Extracted records:
Start
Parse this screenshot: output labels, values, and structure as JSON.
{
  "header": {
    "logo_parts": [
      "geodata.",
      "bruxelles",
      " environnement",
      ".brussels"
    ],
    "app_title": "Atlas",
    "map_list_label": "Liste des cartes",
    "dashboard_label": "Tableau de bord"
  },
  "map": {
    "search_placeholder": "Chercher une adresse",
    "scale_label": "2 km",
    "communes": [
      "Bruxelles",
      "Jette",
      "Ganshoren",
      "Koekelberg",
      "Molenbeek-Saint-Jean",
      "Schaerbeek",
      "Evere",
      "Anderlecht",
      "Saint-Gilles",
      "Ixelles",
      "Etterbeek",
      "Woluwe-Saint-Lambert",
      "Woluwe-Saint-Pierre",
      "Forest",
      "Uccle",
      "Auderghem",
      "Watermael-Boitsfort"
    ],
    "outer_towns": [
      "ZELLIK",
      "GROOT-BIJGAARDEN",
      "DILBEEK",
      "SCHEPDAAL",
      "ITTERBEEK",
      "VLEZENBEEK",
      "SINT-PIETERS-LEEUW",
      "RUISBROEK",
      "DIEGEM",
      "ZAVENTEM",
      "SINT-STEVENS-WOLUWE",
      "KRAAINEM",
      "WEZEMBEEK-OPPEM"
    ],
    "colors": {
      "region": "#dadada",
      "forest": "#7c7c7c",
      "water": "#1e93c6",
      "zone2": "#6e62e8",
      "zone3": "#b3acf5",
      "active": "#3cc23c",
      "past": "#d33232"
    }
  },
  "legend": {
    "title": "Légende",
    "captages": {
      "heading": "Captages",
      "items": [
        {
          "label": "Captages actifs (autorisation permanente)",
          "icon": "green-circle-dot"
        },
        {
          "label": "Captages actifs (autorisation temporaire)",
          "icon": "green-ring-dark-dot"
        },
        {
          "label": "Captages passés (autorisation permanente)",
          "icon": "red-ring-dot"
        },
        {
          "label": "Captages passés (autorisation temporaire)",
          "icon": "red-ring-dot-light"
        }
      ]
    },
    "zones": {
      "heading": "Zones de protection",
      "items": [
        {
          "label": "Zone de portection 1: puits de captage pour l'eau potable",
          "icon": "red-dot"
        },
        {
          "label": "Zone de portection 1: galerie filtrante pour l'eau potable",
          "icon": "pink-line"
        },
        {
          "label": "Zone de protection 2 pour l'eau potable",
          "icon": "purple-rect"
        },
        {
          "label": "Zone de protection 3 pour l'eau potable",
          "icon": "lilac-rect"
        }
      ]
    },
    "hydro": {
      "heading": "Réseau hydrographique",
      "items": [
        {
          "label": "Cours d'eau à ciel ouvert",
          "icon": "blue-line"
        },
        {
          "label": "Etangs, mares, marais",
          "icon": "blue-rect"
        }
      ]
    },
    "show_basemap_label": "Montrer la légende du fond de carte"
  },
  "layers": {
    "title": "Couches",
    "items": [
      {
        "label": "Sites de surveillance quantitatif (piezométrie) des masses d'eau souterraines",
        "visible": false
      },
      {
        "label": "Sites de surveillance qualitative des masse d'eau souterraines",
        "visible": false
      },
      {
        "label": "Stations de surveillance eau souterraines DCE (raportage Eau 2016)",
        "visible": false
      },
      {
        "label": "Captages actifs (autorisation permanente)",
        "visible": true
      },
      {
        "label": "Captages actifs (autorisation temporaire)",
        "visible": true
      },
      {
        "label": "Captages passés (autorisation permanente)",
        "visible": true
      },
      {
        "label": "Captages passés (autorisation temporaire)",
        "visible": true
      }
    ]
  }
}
End
--- TASK STATEMENT ---
Transcribe each record exactly. Leave nothing out.

--- FULL SOLUTION ---
Parse this screenshot: output labels, values, and structure as JSON.
{
  "header": {
    "logo_parts": [
      "geodata.",
      "bruxelles",
      " environnement",
      ".brussels"
    ],
    "app_title": "Atlas",
    "map_list_label": "Liste des cartes",
    "dashboard_label": "Tableau de bord"
  },
  "map": {
    "search_placeholder": "Chercher une adresse",
    "scale_label": "2 km",
    "communes": [
      "Bruxelles",
      "Jette",
      "Ganshoren",
      "Koekelberg",
      "Molenbeek-Saint-Jean",
      "Schaerbeek",
      "Evere",
      "Anderlecht",
      "Saint-Gilles",
      "Ixelles",
      "Etterbeek",
      "Woluwe-Saint-Lambert",
      "Woluwe-Saint-Pierre",
      "Forest",
      "Uccle",
      "Auderghem",
      "Watermael-Boitsfort"
    ],
    "outer_towns": [
      "ZELLIK",
      "GROOT-BIJGAARDEN",
      "DILBEEK",
      "SCHEPDAAL",
      "ITTERBEEK",
      "VLEZENBEEK",
      "SINT-PIETERS-LEEUW",
      "RUISBROEK",
      "DIEGEM",
      "ZAVENTEM",
      "SINT-STEVENS-WOLUWE",
      "KRAAINEM",
      "WEZEMBEEK-OPPEM"
    ],
    "colors": {
      "region": "#dadada",
      "forest": "#7c7c7c",
      "water": "#1e93c6",
      "zone2": "#6e62e8",
      "zone3": "#b3acf5",
      "active": "#3cc23c",
      "past": "#d33232"
    }
  },
  "legend": {
    "title": "Légende",
    "captages": {
      "heading": "Captages",
      "items": [
        {
          "label": "Captages actifs (autorisation permanente)",
          "icon": "green-circle-dot"
        },
        {
          "label": "Captages actifs (autorisation temporaire)",
          "icon": "green-ring-dark-dot"
        },
        {
          "label": "Captages passés (autorisation permanente)",
          "icon": "red-ring-dot"
        },
        {
          "label": "Captages passés (autorisation temporaire)",
          "icon": "red-ring-dot-light"
        }
      ]
    },
    "zones": {
      "heading": "Zones de protection",
      "items": [
        {
          "label": "Zone de portection 1: puits de captage pour l'eau potable",
          "icon": "red-dot"
        },
        {
          "label": "Zone de portection 1: galerie filtrante pour l'eau potable",
          "icon": "pink-line"
        },
        {
          "label": "Zone de protection 2 pour l'eau potable",
          "icon": "purple-rect"
        },
        {
          "label": "Zone de protection 3 pour l'eau potable",
          "icon": "lilac-rect"
        }
      ]
    },
    "hydro": {
      "heading": "Réseau hydrographique",
      "items": [
        {
          "label": "Cours d'eau à ciel ouvert",
          "icon": "blue-line"
        },
        {
          "label": "Etangs, mares, marais",
          "icon": "blue-rect"
        }
      ]
    },
    "show_basemap_label": "Montrer la légende du fond de carte"
  },
  "layers": {
    "title": "Couches",
    "items": [
      {
        "label": "Sites de surveillance quantitatif (piezométrie) des masses d'eau souterraines",
        "visible": false
      },
      {
        "label": "Sites de surveillance qualitative des masse d'eau souterraines",
        "visible": false
      },
      {
        "label": "Stations de surveillance eau souterraines DCE (raportage Eau 2016)",
        "visible": false
      },
      {
        "label": "Captages actifs (autorisation permanente)",
        "visible": true
      },
      {
        "label": "Captages actifs (autorisation temporaire)",
        "visible": true
      },
      {
        "label": "Captages passés (autorisation permanente)",
        "visible": true
      },
      {
        "label": "Captages passés (autorisation temporaire)",
        "visible": true
      }
    ]
  }
}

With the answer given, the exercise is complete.